**Problem details:**
Restate the whole listing exactly.

**Excerpted data:**
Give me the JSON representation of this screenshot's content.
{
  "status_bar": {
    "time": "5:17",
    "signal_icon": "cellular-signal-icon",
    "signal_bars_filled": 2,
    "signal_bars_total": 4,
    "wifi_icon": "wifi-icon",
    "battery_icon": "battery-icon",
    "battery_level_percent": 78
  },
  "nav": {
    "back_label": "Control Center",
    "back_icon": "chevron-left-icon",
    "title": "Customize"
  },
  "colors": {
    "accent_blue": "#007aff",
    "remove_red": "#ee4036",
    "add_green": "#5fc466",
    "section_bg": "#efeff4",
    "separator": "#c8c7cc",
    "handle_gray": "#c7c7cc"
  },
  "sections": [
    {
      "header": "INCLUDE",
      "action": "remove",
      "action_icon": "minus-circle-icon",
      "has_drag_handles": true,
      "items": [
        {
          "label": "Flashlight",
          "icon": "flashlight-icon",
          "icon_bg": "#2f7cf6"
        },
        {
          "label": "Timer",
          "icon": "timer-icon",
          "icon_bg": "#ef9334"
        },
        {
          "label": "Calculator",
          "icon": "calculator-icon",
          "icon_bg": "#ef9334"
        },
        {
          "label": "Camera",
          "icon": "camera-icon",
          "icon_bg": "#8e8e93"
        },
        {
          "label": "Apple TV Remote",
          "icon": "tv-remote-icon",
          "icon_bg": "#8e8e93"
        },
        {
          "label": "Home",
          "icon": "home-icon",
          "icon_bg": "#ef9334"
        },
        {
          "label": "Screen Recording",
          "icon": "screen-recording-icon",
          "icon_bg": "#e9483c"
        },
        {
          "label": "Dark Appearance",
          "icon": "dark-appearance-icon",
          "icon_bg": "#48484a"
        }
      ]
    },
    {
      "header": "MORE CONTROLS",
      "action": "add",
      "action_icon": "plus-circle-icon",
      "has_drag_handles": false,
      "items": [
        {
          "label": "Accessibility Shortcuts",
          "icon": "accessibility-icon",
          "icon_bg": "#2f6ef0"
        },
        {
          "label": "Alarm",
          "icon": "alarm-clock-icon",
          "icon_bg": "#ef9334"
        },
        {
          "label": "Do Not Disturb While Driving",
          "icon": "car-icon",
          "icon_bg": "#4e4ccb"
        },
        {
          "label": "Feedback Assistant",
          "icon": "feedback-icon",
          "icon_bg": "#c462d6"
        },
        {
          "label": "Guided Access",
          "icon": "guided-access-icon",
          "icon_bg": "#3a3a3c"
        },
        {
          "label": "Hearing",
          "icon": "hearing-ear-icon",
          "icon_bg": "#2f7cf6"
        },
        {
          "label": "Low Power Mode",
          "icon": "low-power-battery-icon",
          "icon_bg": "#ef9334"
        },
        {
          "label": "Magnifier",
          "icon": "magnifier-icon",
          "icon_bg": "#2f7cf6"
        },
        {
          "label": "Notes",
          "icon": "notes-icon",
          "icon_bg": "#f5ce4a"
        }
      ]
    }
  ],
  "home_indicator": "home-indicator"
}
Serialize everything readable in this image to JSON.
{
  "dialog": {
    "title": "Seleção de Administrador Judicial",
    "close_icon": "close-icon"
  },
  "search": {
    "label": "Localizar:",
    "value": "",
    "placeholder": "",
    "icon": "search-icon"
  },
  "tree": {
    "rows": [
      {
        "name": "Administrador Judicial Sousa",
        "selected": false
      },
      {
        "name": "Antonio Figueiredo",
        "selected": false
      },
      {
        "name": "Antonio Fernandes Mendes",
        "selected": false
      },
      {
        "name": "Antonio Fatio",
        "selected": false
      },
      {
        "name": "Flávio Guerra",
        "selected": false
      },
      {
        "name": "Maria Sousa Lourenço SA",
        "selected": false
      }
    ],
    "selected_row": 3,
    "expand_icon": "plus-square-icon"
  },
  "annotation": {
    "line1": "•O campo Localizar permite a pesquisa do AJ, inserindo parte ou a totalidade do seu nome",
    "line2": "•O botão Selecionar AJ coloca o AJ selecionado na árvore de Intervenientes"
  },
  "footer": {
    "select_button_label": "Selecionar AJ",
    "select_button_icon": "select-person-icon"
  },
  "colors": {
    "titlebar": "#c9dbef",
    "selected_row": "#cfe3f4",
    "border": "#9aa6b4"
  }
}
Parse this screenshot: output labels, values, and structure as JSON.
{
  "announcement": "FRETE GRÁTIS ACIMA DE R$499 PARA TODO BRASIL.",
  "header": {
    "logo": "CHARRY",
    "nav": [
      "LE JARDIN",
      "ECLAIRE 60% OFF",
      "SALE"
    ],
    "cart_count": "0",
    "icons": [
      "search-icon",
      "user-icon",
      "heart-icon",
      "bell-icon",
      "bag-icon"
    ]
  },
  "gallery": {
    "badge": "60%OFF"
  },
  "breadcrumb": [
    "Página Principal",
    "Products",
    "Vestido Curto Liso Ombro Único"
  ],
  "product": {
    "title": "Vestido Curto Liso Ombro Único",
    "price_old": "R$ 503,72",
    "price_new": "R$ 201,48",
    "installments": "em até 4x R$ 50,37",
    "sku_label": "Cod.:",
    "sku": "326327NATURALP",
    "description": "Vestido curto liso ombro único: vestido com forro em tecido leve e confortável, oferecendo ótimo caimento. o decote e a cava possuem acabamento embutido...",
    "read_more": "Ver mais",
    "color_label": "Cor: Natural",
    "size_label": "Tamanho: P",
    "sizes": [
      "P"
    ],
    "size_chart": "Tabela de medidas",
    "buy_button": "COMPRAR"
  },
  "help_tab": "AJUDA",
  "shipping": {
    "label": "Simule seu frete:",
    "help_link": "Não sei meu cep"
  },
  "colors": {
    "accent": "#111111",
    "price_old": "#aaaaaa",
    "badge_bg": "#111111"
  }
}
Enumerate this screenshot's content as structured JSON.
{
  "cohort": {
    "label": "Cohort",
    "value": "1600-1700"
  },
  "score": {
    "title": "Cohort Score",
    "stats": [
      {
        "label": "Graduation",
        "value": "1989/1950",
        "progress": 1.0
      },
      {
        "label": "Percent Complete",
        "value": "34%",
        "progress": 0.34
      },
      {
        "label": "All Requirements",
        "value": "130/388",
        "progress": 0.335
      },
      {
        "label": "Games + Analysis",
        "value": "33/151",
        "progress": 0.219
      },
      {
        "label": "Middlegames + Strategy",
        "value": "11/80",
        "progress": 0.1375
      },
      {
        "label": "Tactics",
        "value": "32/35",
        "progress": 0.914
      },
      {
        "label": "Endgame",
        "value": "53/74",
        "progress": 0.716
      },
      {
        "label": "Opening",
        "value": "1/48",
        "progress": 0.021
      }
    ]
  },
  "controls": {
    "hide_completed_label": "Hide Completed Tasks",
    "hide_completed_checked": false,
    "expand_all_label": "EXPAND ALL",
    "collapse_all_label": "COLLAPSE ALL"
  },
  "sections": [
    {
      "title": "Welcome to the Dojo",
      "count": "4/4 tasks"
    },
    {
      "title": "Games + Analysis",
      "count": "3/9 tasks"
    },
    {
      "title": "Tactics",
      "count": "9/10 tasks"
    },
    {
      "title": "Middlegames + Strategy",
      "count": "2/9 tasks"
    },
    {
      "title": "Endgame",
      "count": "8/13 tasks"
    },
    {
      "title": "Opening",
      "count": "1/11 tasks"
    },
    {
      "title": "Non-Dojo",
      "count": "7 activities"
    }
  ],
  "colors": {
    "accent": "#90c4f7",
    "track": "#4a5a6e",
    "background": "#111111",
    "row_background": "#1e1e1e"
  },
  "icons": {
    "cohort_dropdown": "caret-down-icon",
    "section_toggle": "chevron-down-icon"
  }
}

**Task answer:**
Give me the JSON representation of this screenshot's content.
{
  "status_bar": {
    "time": "5:17",
    "signal_icon": "cellular-signal-icon",
    "signal_bars_filled": 2,
    "signal_bars_total": 4,
    "wifi_icon": "wifi-icon",
    "battery_icon": "battery-icon",
    "battery_level_percent": 78
  },
  "nav": {
    "back_label": "Control Center",
    "back_icon": "chevron-left-icon",
    "title": "Customize"
  },
  "colors": {
    "accent_blue": "#007aff",
    "remove_red": "#ee4036",
    "add_green": "#5fc466",
    "section_bg": "#efeff4",
    "separator": "#c8c7cc",
    "handle_gray": "#c7c7cc"
  },
  "sections": [
    {
      "header": "INCLUDE",
      "action": "remove",
      "action_icon": "minus-circle-icon",
      "has_drag_handles": true,
      "items": [
        {
          "label": "Flashlight",
          "icon": "flashlight-icon",
          "icon_bg": "#2f7cf6"
        },
        {
          "label": "Timer",
          "icon": "timer-icon",
          "icon_bg": "#ef9334"
        },
        {
          "label": "Calculator",
          "icon": "calculator-icon",
          "icon_bg": "#ef9334"
        },
        {
          "label": "Camera",
          "icon": "camera-icon",
          "icon_bg": "#8e8e93"
        },
        {
          "label": "Apple TV Remote",
          "icon": "tv-remote-icon",
          "icon_bg": "#8e8e93"
        },
        {
          "label": "Home",
          "icon": "home-icon",
          "icon_bg": "#ef9334"
        },
        {
          "label": "Screen Recording",
          "icon": "screen-recording-icon",
          "icon_bg": "#e9483c"
        },
        {
          "label": "Dark Appearance",
          "icon": "dark-appearance-icon",
          "icon_bg": "#48484a"
        }
      ]
    },
    {
      "header": "MORE CONTROLS",
      "action": "add",
      "action_icon": "plus-circle-icon",
      "has_drag_handles": false,
      "items": [
        {
          "label": "Accessibility Shortcuts",
          "icon": "accessibility-icon",
          "icon_bg": "#2f6ef0"
        },
        {
          "label": "Alarm",
          "icon": "alarm-clock-icon",
          "icon_bg": "#ef9334"
        },
        {
          "label": "Do Not Disturb While Driving",
          "icon": "car-icon",
          "icon_bg": "#4e4ccb"
        },
        {
          "label": "Feedback Assistant",
          "icon": "feedback-icon",
          "icon_bg": "#c462d6"
        },
        {
          "label": "Guided Access",
          "icon": "guided-access-icon",
          "icon_bg": "#3a3a3c"
        },
        {
          "label": "Hearing",
          "icon": "hearing-ear-icon",
          "icon_bg": "#2f7cf6"
        },
        {
          "label": "Low Power Mode",
          "icon": "low-power-battery-icon",
          "icon_bg": "#ef9334"
        },
        {
          "label": "Magnifier",
          "icon": "magnifier-icon",
          "icon_bg": "#2f7cf6"
        },
        {
          "label": "Notes",
          "icon": "notes-icon",
          "icon_bg": "#f5ce4a"
        }
      ]
    }
  ],
  "home_indicator": "home-indicator"
}
Serialize everything readable in this image to JSON.
{
  "dialog": {
    "title": "Seleção de Administrador Judicial",
    "close_icon": "close-icon"
  },
  "search": {
    "label": "Localizar:",
    "value": "",
    "placeholder": "",
    "icon": "search-icon"
  },
  "tree": {
    "rows": [
      {
        "name": "Administrador Judicial Sousa",
        "selected": false
      },
      {
        "name": "Antonio Figueiredo",
        "selected": false
      },
      {
        "name": "Antonio Fernandes Mendes",
        "selected": false
      },
      {
        "name": "Antonio Fatio",
        "selected": false
      },
      {
        "name": "Flávio Guerra",
        "selected": false
      },
      {
        "name": "Maria Sousa Lourenço SA",
        "selected": false
      }
    ],
    "selected_row": 3,
    "expand_icon": "plus-square-icon"
  },
  "annotation": {
    "line1": "•O campo Localizar permite a pesquisa do AJ, inserindo parte ou a totalidade do seu nome",
    "line2": "•O botão Selecionar AJ coloca o AJ selecionado na árvore de Intervenientes"
  },
  "footer": {
    "select_button_label": "Selecionar AJ",
    "select_button_icon": "select-person-icon"
  },
  "colors": {
    "titlebar": "#c9dbef",
    "selected_row": "#cfe3f4",
    "border": "#9aa6b4"
  }
}
Parse this screenshot: output labels, values, and structure as JSON.
{
  "announcement": "FRETE GRÁTIS ACIMA DE R$499 PARA TODO BRASIL.",
  "header": {
    "logo": "CHARRY",
    "nav": [
      "LE JARDIN",
      "ECLAIRE 60% OFF",
      "SALE"
    ],
    "cart_count": "0",
    "icons": [
      "search-icon",
      "user-icon",
      "heart-icon",
      "bell-icon",
      "bag-icon"
    ]
  },
  "gallery": {
    "badge": "60%OFF"
  },
  "breadcrumb": [
    "Página Principal",
    "Products",
    "Vestido Curto Liso Ombro Único"
  ],
  "product": {
    "title": "Vestido Curto Liso Ombro Único",
    "price_old": "R$ 503,72",
    "price_new": "R$ 201,48",
    "installments": "em até 4x R$ 50,37",
    "sku_label": "Cod.:",
    "sku": "326327NATURALP",
    "description": "Vestido curto liso ombro único: vestido com forro em tecido leve e confortável, oferecendo ótimo caimento. o decote e a cava possuem acabamento embutido...",
    "read_more": "Ver mais",
    "color_label": "Cor: Natural",
    "size_label": "Tamanho: P",
    "sizes": [
      "P"
    ],
    "size_chart": "Tabela de medidas",
    "buy_button": "COMPRAR"
  },
  "help_tab": "AJUDA",
  "shipping": {
    "label": "Simule seu frete:",
    "help_link": "Não sei meu cep"
  },
  "colors": {
    "accent": "#111111",
    "price_old": "#aaaaaa",
    "badge_bg": "#111111"
  }
}
Enumerate this screenshot's content as structured JSON.
{
  "cohort": {
    "label": "Cohort",
    "value": "1600-1700"
  },
  "score": {
    "title": "Cohort Score",
    "stats": [
      {
        "label": "Graduation",
        "value": "1989/1950",
        "progress": 1.0
      },
      {
        "label": "Percent Complete",
        "value": "34%",
        "progress": 0.34
      },
      {
        "label": "All Requirements",
        "value": "130/388",
        "progress": 0.335
      },
      {
        "label": "Games + Analysis",
        "value": "33/151",
        "progress": 0.219
      },
      {
        "label": "Middlegames + Strategy",
        "value": "11/80",
        "progress": 0.1375
      },
      {
        "label": "Tactics",
        "value": "32/35",
        "progress": 0.914
      },
      {
        "label": "Endgame",
        "value": "53/74",
        "progress": 0.716
      },
      {
        "label": "Opening",
        "value": "1/48",
        "progress": 0.021
      }
    ]
  },
  "controls": {
    "hide_completed_label": "Hide Completed Tasks",
    "hide_completed_checked": false,
    "expand_all_label": "EXPAND ALL",
    "collapse_all_label": "COLLAPSE ALL"
  },
  "sections": [
    {
      "title": "Welcome to the Dojo",
      "count": "4/4 tasks"
    },
    {
      "title": "Games + Analysis",
      "count": "3/9 tasks"
    },
    {
      "title": "Tactics",
      "count": "9/10 tasks"
    },
    {
      "title": "Middlegames + Strategy",
      "count": "2/9 tasks"
    },
    {
      "title": "Endgame",
      "count": "8/13 tasks"
    },
    {
      "title": "Opening",
      "count": "1/11 tasks"
    },
    {
      "title": "Non-Dojo",
      "count": "7 activities"
    }
  ],
  "colors": {
    "accent": "#90c4f7",
    "track": "#4a5a6e",
    "background": "#111111",
    "row_background": "#1e1e1e"
  },
  "icons": {
    "cohort_dropdown": "caret-down-icon",
    "section_toggle": "chevron-down-icon"
  }
}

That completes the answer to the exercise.